:: PROBLEM DESCRIPTION ::
Filter the entries below, keeping every line that has the word "JSON".

:: DATA SECTION ::

----

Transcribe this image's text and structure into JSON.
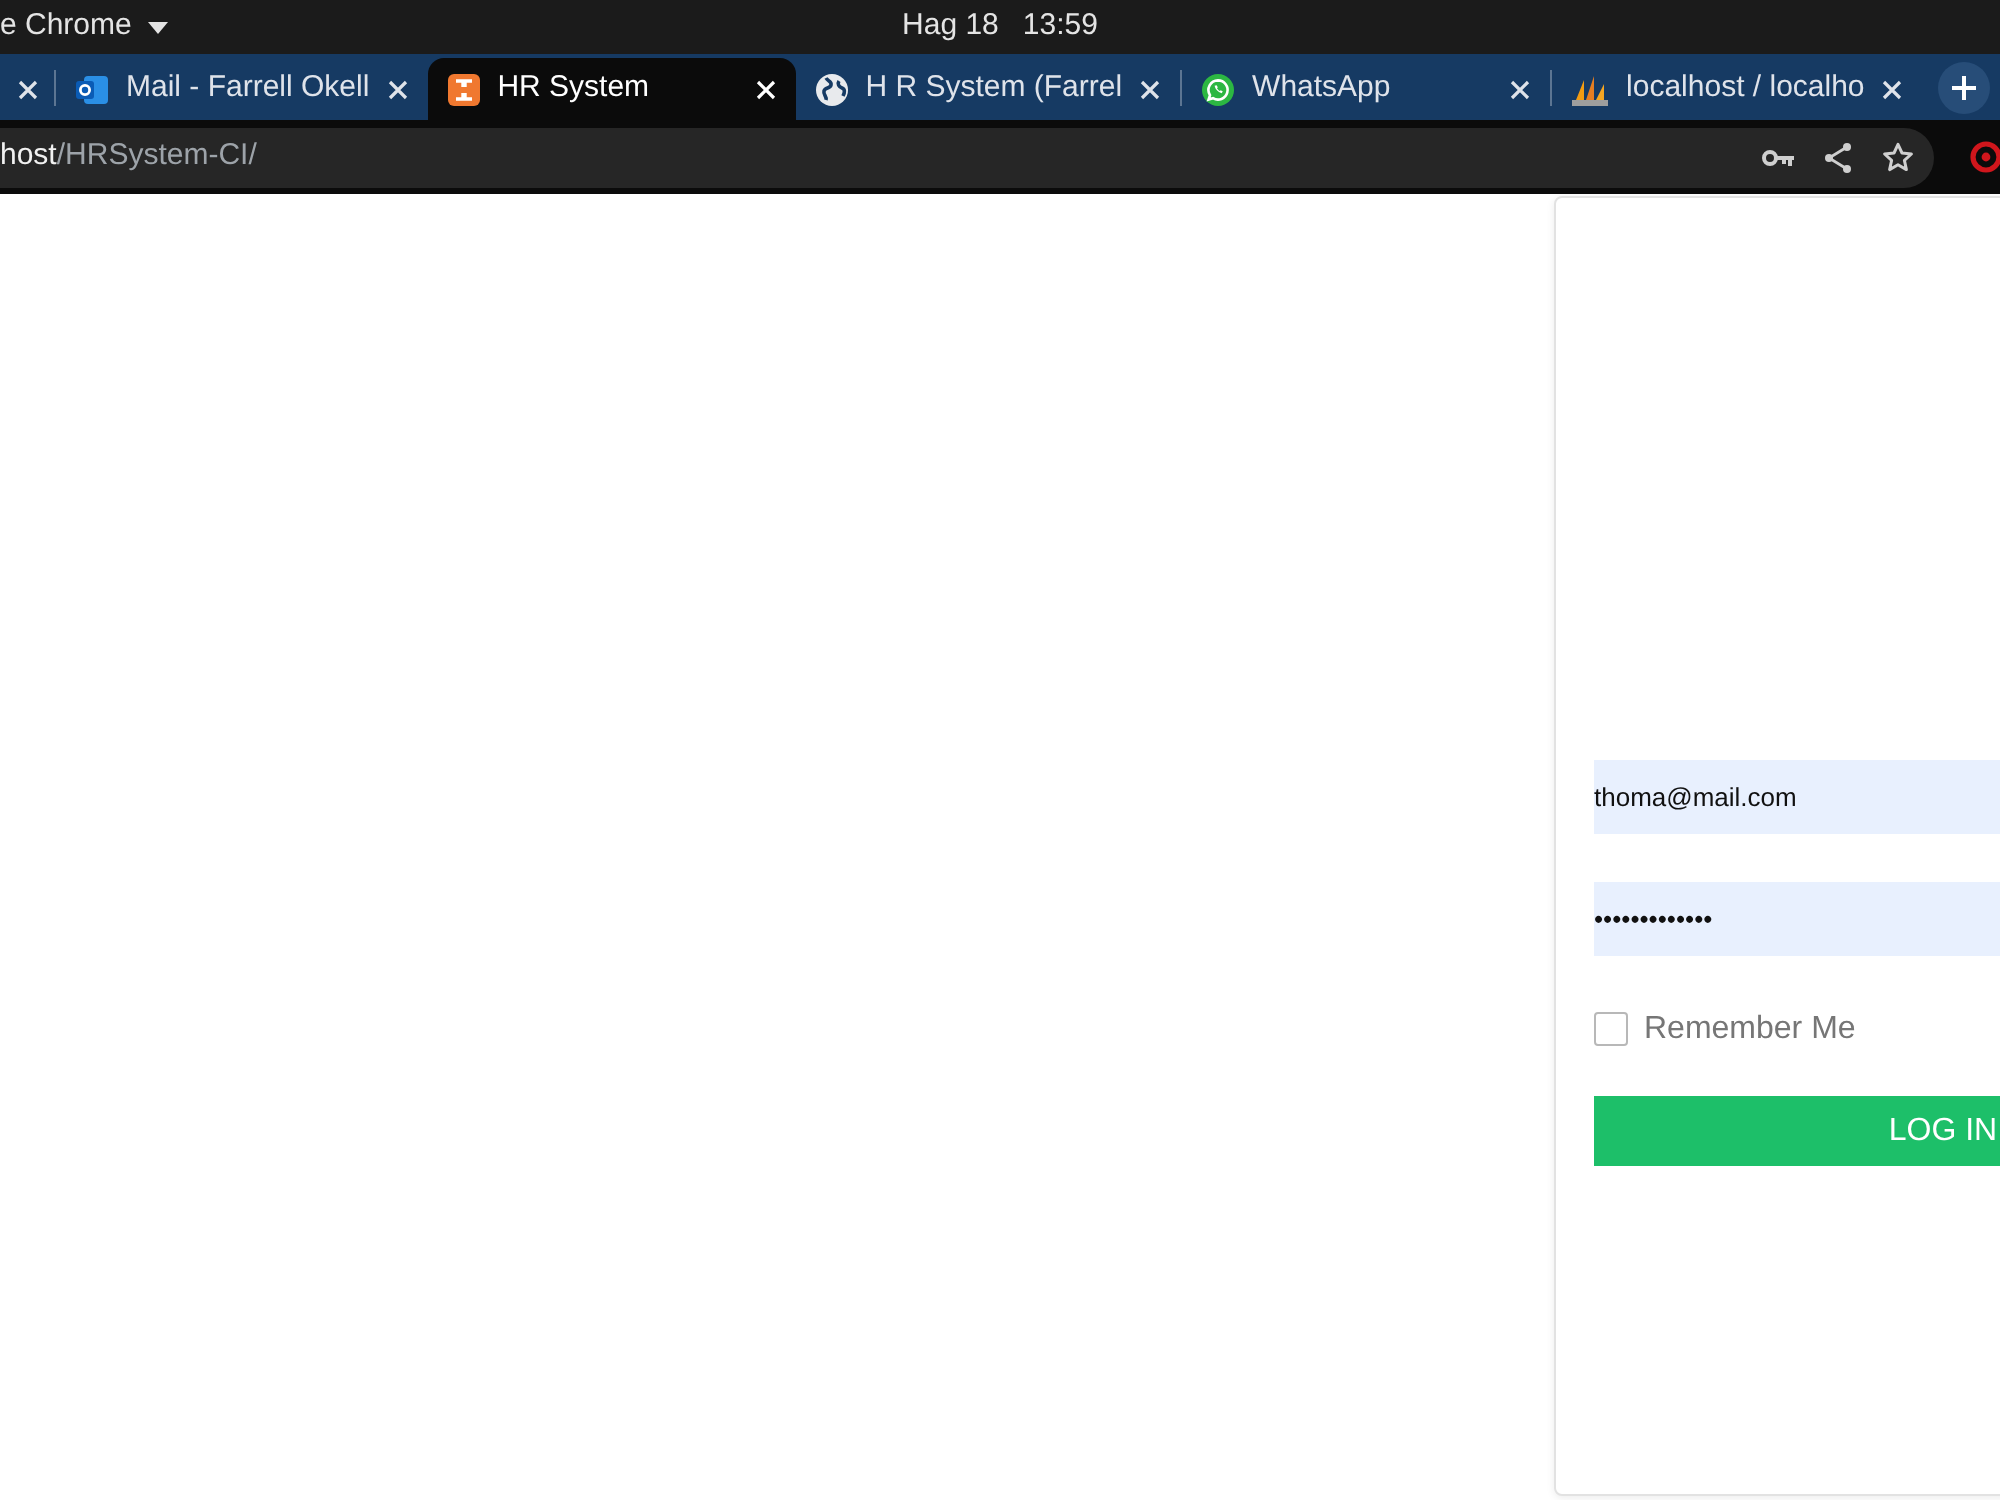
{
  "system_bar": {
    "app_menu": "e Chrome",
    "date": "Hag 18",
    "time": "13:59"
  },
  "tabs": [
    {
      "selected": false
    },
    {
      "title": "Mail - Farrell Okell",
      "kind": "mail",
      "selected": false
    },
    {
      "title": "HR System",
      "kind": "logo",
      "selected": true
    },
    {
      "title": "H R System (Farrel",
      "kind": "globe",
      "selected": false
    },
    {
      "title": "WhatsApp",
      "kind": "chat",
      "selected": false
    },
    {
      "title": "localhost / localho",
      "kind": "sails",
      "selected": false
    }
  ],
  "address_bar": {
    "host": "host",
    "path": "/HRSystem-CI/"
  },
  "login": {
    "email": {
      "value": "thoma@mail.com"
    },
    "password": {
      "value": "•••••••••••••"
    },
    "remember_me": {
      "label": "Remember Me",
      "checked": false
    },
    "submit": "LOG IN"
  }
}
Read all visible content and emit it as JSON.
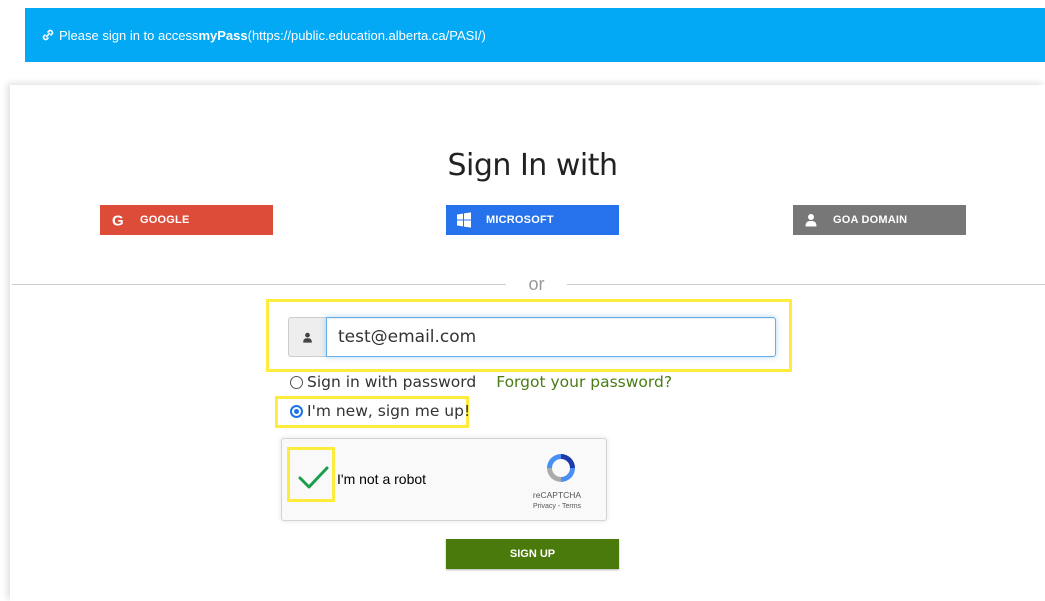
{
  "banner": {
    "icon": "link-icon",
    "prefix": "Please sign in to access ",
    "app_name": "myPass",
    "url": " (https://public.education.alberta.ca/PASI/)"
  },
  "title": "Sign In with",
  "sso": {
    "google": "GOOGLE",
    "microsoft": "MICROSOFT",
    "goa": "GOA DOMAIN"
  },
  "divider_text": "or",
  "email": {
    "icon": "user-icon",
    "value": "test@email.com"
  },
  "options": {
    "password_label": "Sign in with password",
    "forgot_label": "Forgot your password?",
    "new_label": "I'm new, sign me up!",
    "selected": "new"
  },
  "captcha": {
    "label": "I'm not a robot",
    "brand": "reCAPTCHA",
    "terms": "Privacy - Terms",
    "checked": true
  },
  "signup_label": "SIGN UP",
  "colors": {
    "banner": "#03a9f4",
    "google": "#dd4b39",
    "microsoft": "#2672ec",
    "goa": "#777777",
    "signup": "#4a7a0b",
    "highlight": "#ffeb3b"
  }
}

----

:: RESPONSE ::
Transcribe this image's text and structure into JSON.
Read all visible content and emit it as JSON.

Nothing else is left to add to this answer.